## REQUIREMENTS
Give every line below again, exactly.

## MATERIAL FOR THIS TASK
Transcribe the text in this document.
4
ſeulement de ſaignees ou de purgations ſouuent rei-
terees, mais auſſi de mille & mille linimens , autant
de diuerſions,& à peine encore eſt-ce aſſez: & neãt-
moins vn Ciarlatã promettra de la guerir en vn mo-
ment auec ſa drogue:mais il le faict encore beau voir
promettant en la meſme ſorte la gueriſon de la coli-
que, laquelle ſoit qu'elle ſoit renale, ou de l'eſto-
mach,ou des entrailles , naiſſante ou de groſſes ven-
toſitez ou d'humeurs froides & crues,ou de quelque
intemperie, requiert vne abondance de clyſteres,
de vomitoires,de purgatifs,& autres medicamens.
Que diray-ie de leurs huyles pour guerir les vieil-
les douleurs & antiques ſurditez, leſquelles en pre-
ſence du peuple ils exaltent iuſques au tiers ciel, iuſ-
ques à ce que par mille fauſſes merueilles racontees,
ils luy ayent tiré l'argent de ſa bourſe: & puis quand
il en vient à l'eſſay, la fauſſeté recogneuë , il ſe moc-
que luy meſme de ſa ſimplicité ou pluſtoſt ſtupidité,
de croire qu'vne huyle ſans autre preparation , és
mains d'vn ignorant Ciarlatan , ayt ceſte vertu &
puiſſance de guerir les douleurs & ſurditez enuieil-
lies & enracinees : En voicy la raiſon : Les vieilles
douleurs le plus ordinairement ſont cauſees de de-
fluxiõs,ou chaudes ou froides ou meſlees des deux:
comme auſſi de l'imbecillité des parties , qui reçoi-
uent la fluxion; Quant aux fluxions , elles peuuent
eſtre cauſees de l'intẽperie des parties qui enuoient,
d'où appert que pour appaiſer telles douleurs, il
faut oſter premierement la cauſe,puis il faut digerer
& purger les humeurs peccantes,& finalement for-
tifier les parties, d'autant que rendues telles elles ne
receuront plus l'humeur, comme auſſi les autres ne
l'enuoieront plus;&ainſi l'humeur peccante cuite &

## CORRECT OUTPUT
Transcribe the text in this document.
4
ſeulement de ſaignees ou de purgations ſouuent rei-
terees, mais auſſi de mille & mille linimens , autant
de diuerſions,& à peine encore eſt-ce aſſez: & neãt-
moins vn Ciarlatã promettra de la guerir en vn mo-
ment auec ſa drogue:mais il le faict encore beau voir
promettant en la meſme ſorte la gueriſon de la coli-
que, laquelle ſoit qu'elle ſoit renale, ou de l'eſto-
mach,ou des entrailles , naiſſante ou de groſſes ven-
toſitez ou d'humeurs froides & crues,ou de quelque
intemperie, requiert vne abondance de clyſteres,
de vomitoires,de purgatifs,& autres medicamens.
Que diray-ie de leurs huyles pour guerir les vieil-
les douleurs & antiques ſurditez, leſquelles en pre-
ſence du peuple ils exaltent iuſques au tiers ciel, iuſ-
ques à ce que par mille fauſſes merueilles racontees,
ils luy ayent tiré l'argent de ſa bourſe: & puis quand
il en vient à l'eſſay, la fauſſeté recogneuë , il ſe moc-
que luy meſme de ſa ſimplicité ou pluſtoſt ſtupidité,
de croire qu'vne huyle ſans autre preparation , és
mains d'vn ignorant Ciarlatan , ayt ceſte vertu &
puiſſance de guerir les douleurs & ſurditez enuieil-
lies & enracinees : En voicy la raiſon : Les vieilles
douleurs le plus ordinairement ſont cauſees de de-
fluxiõs,ou chaudes ou froides ou meſlees des deux:
comme auſſi de l'imbecillité des parties , qui reçoi-
uent la fluxion; Quant aux fluxions , elles peuuent
eſtre cauſees de l'intẽperie des parties qui enuoient,
d'où appert que pour appaiſer telles douleurs, il
faut oſter premierement la cauſe,puis il faut digerer
& purger les humeurs peccantes,& finalement for-
tifier les parties, d'autant que rendues telles elles ne
receuront plus l'humeur, comme auſſi les autres ne
l'enuoieront plus;&ainſi l'humeur peccante cuite &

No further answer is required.